--- start ---

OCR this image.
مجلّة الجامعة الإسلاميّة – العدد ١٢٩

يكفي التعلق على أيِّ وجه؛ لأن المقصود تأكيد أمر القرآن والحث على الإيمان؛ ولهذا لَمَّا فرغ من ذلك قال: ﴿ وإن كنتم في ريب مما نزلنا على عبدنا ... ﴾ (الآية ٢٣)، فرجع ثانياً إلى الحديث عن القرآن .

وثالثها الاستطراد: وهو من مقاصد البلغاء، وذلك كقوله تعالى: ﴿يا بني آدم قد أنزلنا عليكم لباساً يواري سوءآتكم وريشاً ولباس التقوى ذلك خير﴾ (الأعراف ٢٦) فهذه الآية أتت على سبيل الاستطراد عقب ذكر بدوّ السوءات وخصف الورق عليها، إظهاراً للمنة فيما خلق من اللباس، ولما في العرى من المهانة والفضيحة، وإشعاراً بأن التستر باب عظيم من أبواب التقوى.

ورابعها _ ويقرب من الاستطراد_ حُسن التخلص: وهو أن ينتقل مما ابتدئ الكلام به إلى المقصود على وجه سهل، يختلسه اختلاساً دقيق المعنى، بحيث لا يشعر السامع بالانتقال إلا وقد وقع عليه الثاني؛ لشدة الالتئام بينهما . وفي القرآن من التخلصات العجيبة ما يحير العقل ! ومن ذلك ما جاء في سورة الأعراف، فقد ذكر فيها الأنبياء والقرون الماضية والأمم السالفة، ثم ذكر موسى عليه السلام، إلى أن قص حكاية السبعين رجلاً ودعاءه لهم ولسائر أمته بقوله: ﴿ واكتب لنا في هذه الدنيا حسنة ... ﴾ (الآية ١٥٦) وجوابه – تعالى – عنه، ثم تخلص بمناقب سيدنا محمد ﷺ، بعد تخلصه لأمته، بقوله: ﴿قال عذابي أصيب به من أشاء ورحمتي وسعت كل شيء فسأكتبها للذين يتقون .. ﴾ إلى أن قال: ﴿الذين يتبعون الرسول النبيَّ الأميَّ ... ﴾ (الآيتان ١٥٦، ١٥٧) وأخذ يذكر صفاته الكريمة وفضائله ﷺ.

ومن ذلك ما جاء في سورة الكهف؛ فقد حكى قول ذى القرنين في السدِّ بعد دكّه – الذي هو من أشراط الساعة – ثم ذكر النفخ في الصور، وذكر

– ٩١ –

--- end ---

◆ Task
Take the entries above and transcribe them exactly.

◆ Solution to this problem
OCR this image.
مجلّة الجامعة الإسلاميّة – العدد ١٢٩

يكفي التعلق على أيِّ وجه؛ لأن المقصود تأكيد أمر القرآن والحث على الإيمان؛ ولهذا لَمَّا فرغ من ذلك قال: ﴿ وإن كنتم في ريب مما نزلنا على عبدنا ... ﴾ (الآية ٢٣)، فرجع ثانياً إلى الحديث عن القرآن .

وثالثها الاستطراد: وهو من مقاصد البلغاء، وذلك كقوله تعالى: ﴿يا بني آدم قد أنزلنا عليكم لباساً يواري سوءآتكم وريشاً ولباس التقوى ذلك خير﴾ (الأعراف ٢٦) فهذه الآية أتت على سبيل الاستطراد عقب ذكر بدوّ السوءات وخصف الورق عليها، إظهاراً للمنة فيما خلق من اللباس، ولما في العرى من المهانة والفضيحة، وإشعاراً بأن التستر باب عظيم من أبواب التقوى.

ورابعها _ ويقرب من الاستطراد_ حُسن التخلص: وهو أن ينتقل مما ابتدئ الكلام به إلى المقصود على وجه سهل، يختلسه اختلاساً دقيق المعنى، بحيث لا يشعر السامع بالانتقال إلا وقد وقع عليه الثاني؛ لشدة الالتئام بينهما . وفي القرآن من التخلصات العجيبة ما يحير العقل ! ومن ذلك ما جاء في سورة الأعراف، فقد ذكر فيها الأنبياء والقرون الماضية والأمم السالفة، ثم ذكر موسى عليه السلام، إلى أن قص حكاية السبعين رجلاً ودعاءه لهم ولسائر أمته بقوله: ﴿ واكتب لنا في هذه الدنيا حسنة ... ﴾ (الآية ١٥٦) وجوابه – تعالى – عنه، ثم تخلص بمناقب سيدنا محمد ﷺ، بعد تخلصه لأمته، بقوله: ﴿قال عذابي أصيب به من أشاء ورحمتي وسعت كل شيء فسأكتبها للذين يتقون .. ﴾ إلى أن قال: ﴿الذين يتبعون الرسول النبيَّ الأميَّ ... ﴾ (الآيتان ١٥٦، ١٥٧) وأخذ يذكر صفاته الكريمة وفضائله ﷺ.

ومن ذلك ما جاء في سورة الكهف؛ فقد حكى قول ذى القرنين في السدِّ بعد دكّه – الذي هو من أشراط الساعة – ثم ذكر النفخ في الصور، وذكر

– ٩١ –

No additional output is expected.